━━ TEXT SEGMENT
The task recognizes the action class based on the skeleton sequence (time sequence of keypoints). We provide some methods to build your custom skeleton dataset.

- Build from RGB video data

  You need to extract keypoints data from video and convert it to a supported format, we provide a [tutorial](https://github.com/open-mmlab/mmaction2/tree/main/configs/skeleton/posec3d/custom_dataset_training.md) with detailed instructions.

- Build from existing keypoint data

  Assuming that you already have keypoint data in coco formats, you can gather them into a pickle file.

  Each pickle file corresponds to an action recognition dataset. The content of a pickle file is a dictionary with two fields: `split` and `annotations`

  1. Split: The value of the `split` field is a dictionary: the keys are the split names, while the values are lists of video identifiers that belong to the specific clip.
  2. Annotations: The value of the `annotations` field is a list of skeleton annotations, each skeleton annotation is a dictionary, containing the following fields:
     - `frame_dir` (str): The identifier of the corresponding video.
━━━━
━━ DATA TO USE
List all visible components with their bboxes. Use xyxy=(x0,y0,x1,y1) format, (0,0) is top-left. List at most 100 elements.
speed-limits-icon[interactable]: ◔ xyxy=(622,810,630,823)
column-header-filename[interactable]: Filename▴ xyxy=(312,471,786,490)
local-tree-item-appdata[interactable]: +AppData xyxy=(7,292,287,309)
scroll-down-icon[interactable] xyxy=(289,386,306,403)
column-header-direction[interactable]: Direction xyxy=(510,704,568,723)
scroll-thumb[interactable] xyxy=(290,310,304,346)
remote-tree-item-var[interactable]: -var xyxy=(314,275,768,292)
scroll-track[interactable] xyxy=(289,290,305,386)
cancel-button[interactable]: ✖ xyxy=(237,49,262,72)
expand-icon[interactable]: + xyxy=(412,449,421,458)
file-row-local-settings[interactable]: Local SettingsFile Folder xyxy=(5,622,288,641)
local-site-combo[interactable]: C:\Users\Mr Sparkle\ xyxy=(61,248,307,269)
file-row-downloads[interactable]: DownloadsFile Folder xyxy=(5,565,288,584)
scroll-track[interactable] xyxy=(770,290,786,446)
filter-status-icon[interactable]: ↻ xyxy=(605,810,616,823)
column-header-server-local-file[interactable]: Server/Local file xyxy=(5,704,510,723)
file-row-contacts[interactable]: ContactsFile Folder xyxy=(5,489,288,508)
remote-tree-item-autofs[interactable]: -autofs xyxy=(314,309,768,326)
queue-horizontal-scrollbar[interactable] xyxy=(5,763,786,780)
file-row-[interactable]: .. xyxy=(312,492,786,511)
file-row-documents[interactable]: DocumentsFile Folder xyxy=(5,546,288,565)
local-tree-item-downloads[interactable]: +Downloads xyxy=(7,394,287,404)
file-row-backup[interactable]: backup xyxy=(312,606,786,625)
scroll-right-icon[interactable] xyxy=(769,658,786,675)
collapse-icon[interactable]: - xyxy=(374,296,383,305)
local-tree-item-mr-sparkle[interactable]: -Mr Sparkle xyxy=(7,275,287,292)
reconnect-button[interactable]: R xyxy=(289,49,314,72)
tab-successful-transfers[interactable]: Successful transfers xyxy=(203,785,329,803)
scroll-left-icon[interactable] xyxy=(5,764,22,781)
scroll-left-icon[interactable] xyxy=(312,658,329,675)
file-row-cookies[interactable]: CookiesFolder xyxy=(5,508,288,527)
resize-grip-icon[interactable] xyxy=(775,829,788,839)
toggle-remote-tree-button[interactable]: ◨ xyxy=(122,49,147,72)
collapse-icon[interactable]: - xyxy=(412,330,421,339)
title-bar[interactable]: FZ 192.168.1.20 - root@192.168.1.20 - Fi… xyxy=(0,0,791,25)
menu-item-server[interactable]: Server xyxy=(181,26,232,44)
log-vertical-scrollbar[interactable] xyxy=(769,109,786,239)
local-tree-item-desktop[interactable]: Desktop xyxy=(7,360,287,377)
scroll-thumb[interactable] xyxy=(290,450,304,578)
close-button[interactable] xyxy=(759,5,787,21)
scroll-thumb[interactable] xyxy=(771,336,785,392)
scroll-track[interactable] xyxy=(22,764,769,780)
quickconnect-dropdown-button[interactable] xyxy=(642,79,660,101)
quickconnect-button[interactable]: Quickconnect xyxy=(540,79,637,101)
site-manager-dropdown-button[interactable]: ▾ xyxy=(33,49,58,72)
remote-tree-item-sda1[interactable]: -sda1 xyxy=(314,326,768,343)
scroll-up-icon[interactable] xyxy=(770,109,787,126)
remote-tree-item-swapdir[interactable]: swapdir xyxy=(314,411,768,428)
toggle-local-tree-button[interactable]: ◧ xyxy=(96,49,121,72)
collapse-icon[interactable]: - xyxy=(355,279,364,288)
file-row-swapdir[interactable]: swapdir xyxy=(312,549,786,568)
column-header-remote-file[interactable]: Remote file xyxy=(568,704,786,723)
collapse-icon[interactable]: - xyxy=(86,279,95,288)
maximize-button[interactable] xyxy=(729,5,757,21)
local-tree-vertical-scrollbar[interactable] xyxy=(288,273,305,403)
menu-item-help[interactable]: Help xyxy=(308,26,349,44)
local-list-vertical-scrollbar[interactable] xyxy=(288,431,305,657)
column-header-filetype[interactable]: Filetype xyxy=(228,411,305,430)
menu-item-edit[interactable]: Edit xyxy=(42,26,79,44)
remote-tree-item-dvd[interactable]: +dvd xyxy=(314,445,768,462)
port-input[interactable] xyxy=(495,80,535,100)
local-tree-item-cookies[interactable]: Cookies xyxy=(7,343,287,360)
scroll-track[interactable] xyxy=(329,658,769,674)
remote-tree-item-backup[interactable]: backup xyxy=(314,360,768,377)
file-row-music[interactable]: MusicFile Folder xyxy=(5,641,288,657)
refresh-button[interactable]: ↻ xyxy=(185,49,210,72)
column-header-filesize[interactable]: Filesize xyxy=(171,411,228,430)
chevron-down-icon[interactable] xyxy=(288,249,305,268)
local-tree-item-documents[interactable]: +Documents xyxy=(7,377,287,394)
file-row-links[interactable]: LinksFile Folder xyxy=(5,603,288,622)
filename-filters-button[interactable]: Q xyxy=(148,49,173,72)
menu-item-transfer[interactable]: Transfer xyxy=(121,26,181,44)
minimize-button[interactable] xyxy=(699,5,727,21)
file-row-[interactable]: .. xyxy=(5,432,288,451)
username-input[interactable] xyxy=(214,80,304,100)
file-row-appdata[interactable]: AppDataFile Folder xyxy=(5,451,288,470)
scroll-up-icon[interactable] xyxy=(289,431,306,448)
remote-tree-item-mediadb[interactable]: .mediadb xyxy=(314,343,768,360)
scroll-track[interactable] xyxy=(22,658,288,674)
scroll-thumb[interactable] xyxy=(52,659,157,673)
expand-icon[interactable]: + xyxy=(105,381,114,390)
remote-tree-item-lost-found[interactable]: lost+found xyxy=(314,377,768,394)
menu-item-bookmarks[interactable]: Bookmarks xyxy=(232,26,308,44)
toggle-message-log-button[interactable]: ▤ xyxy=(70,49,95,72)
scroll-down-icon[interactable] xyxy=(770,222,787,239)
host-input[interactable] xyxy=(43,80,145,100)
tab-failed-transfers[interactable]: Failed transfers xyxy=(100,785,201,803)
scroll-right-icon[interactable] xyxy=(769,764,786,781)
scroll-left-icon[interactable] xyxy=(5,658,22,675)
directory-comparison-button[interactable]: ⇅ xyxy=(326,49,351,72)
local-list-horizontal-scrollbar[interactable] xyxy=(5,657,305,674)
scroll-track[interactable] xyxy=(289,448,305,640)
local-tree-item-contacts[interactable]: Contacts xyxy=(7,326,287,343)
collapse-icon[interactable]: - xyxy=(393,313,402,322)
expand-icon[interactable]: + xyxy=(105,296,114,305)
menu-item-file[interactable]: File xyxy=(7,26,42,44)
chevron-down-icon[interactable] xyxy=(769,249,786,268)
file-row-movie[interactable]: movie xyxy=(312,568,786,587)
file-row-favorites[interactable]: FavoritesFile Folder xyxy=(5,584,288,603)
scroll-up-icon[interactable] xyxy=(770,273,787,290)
━━━━
[PROBLEMS AND TASKS]:
1. Return the skeleton dataset text in full, word for word.
2. Output the stretch of the records from their start through the line containing "local-tree-item-mr-sparkle[interactable]: -Mr Sparkle" as a JSON list of strings, one string per line, with blank lines left out.
The text and the records are separate material with no connection to each other.

[EXPECTED OUTPUTS]:
1.
The task recognizes the action class based on the skeleton sequence (time sequence of keypoints). We provide some methods to build your custom skeleton dataset.

- Build from RGB video data

  You need to extract keypoints data from video and convert it to a supported format, we provide a [tutorial](https://github.com/open-mmlab/mmaction2/tree/main/configs/skeleton/posec3d/custom_dataset_training.md) with detailed instructions.

- Build from existing keypoint data

  Assuming that you already have keypoint data in coco formats, you can gather them into a pickle file.

  Each pickle file corresponds to an action recognition dataset. The content of a pickle file is a dictionary with two fields: `split` and `annotations`

  1. Split: The value of the `split` field is a dictionary: the keys are the split names, while the values are lists of video identifiers that belong to the specific clip.
  2. Annotations: The value of the `annotations` field is a list of skeleton annotations, each skeleton annotation is a dictionary, containing the following fields:
     - `frame_dir` (str): The identifier of the corresponding video.

2.
[
  "List all visible components with their bboxes. Use xyxy=(x0,y0,x1,y1) format, (0,0) is top-left. List at most 100 elements.",
  "speed-limits-icon[interactable]: ◔ xyxy=(622,810,630,823)",
  "column-header-filename[interactable]: Filename▴ xyxy=(312,471,786,490)",
  "local-tree-item-appdata[interactable]: +AppData xyxy=(7,292,287,309)",
  "scroll-down-icon[interactable] xyxy=(289,386,306,403)",
  "column-header-direction[interactable]: Direction xyxy=(510,704,568,723)",
  "scroll-thumb[interactable] xyxy=(290,310,304,346)",
  "remote-tree-item-var[interactable]: -var xyxy=(314,275,768,292)",
  "scroll-track[interactable] xyxy=(289,290,305,386)",
  "cancel-button[interactable]: ✖ xyxy=(237,49,262,72)",
  "expand-icon[interactable]: + xyxy=(412,449,421,458)",
  "file-row-local-settings[interactable]: Local SettingsFile Folder xyxy=(5,622,288,641)",
  "local-site-combo[interactable]: C:\\Users\\Mr Sparkle\\ xyxy=(61,248,307,269)",
  "file-row-downloads[interactable]: DownloadsFile Folder xyxy=(5,565,288,584)",
  "scroll-track[interactable] xyxy=(770,290,786,446)",
  "filter-status-icon[interactable]: ↻ xyxy=(605,810,616,823)",
  "column-header-server-local-file[interactable]: Server/Local file xyxy=(5,704,510,723)",
  "file-row-contacts[interactable]: ContactsFile Folder xyxy=(5,489,288,508)",
  "remote-tree-item-autofs[interactable]: -autofs xyxy=(314,309,768,326)",
  "queue-horizontal-scrollbar[interactable] xyxy=(5,763,786,780)",
  "file-row-[interactable]: .. xyxy=(312,492,786,511)",
  "file-row-documents[interactable]: DocumentsFile Folder xyxy=(5,546,288,565)",
  "local-tree-item-downloads[interactable]: +Downloads xyxy=(7,394,287,404)",
  "file-row-backup[interactable]: backup xyxy=(312,606,786,625)",
  "scroll-right-icon[interactable] xyxy=(769,658,786,675)",
  "collapse-icon[interactable]: - xyxy=(374,296,383,305)",
  "local-tree-item-mr-sparkle[interactable]: -Mr Sparkle xyxy=(7,275,287,292)"
]